-- start of SUPPLIED RECORDS --

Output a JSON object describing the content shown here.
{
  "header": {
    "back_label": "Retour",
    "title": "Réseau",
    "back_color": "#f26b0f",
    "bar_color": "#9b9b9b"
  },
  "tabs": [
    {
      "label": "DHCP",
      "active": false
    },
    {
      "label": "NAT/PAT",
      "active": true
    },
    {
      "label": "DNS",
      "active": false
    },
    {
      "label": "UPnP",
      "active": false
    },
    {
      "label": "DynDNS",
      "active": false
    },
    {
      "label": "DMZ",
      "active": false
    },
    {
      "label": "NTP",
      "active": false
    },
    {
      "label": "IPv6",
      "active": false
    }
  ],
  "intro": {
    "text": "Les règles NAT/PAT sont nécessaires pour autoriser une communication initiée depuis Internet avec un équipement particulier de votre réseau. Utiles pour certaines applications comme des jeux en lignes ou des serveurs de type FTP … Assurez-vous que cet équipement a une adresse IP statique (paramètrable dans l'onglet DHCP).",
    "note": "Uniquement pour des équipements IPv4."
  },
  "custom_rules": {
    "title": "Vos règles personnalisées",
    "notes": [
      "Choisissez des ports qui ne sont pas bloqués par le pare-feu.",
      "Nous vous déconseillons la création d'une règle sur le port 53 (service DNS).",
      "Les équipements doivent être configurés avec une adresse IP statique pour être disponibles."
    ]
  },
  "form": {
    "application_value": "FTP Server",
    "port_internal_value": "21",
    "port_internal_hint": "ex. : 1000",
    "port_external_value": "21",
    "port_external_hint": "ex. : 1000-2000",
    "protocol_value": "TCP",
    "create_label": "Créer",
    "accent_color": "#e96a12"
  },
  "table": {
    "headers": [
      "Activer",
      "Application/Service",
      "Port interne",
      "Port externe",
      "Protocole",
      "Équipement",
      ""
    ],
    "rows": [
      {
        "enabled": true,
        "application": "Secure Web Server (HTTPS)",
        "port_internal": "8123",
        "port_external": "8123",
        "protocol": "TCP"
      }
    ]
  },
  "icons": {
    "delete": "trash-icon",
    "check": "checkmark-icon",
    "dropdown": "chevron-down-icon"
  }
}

-- end of SUPPLIED RECORDS --

SHORT PROBLEM: Copy out each record exactly as given, omitting none.

EXERCISE ANSWER:
Output a JSON object describing the content shown here.
{
  "header": {
    "back_label": "Retour",
    "title": "Réseau",
    "back_color": "#f26b0f",
    "bar_color": "#9b9b9b"
  },
  "tabs": [
    {
      "label": "DHCP",
      "active": false
    },
    {
      "label": "NAT/PAT",
      "active": true
    },
    {
      "label": "DNS",
      "active": false
    },
    {
      "label": "UPnP",
      "active": false
    },
    {
      "label": "DynDNS",
      "active": false
    },
    {
      "label": "DMZ",
      "active": false
    },
    {
      "label": "NTP",
      "active": false
    },
    {
      "label": "IPv6",
      "active": false
    }
  ],
  "intro": {
    "text": "Les règles NAT/PAT sont nécessaires pour autoriser une communication initiée depuis Internet avec un équipement particulier de votre réseau. Utiles pour certaines applications comme des jeux en lignes ou des serveurs de type FTP … Assurez-vous que cet équipement a une adresse IP statique (paramètrable dans l'onglet DHCP).",
    "note": "Uniquement pour des équipements IPv4."
  },
  "custom_rules": {
    "title": "Vos règles personnalisées",
    "notes": [
      "Choisissez des ports qui ne sont pas bloqués par le pare-feu.",
      "Nous vous déconseillons la création d'une règle sur le port 53 (service DNS).",
      "Les équipements doivent être configurés avec une adresse IP statique pour être disponibles."
    ]
  },
  "form": {
    "application_value": "FTP Server",
    "port_internal_value": "21",
    "port_internal_hint": "ex. : 1000",
    "port_external_value": "21",
    "port_external_hint": "ex. : 1000-2000",
    "protocol_value": "TCP",
    "create_label": "Créer",
    "accent_color": "#e96a12"
  },
  "table": {
    "headers": [
      "Activer",
      "Application/Service",
      "Port interne",
      "Port externe",
      "Protocole",
      "Équipement",
      ""
    ],
    "rows": [
      {
        "enabled": true,
        "application": "Secure Web Server (HTTPS)",
        "port_internal": "8123",
        "port_external": "8123",
        "protocol": "TCP"
      }
    ]
  },
  "icons": {
    "delete": "trash-icon",
    "check": "checkmark-icon",
    "dropdown": "chevron-down-icon"
  }
}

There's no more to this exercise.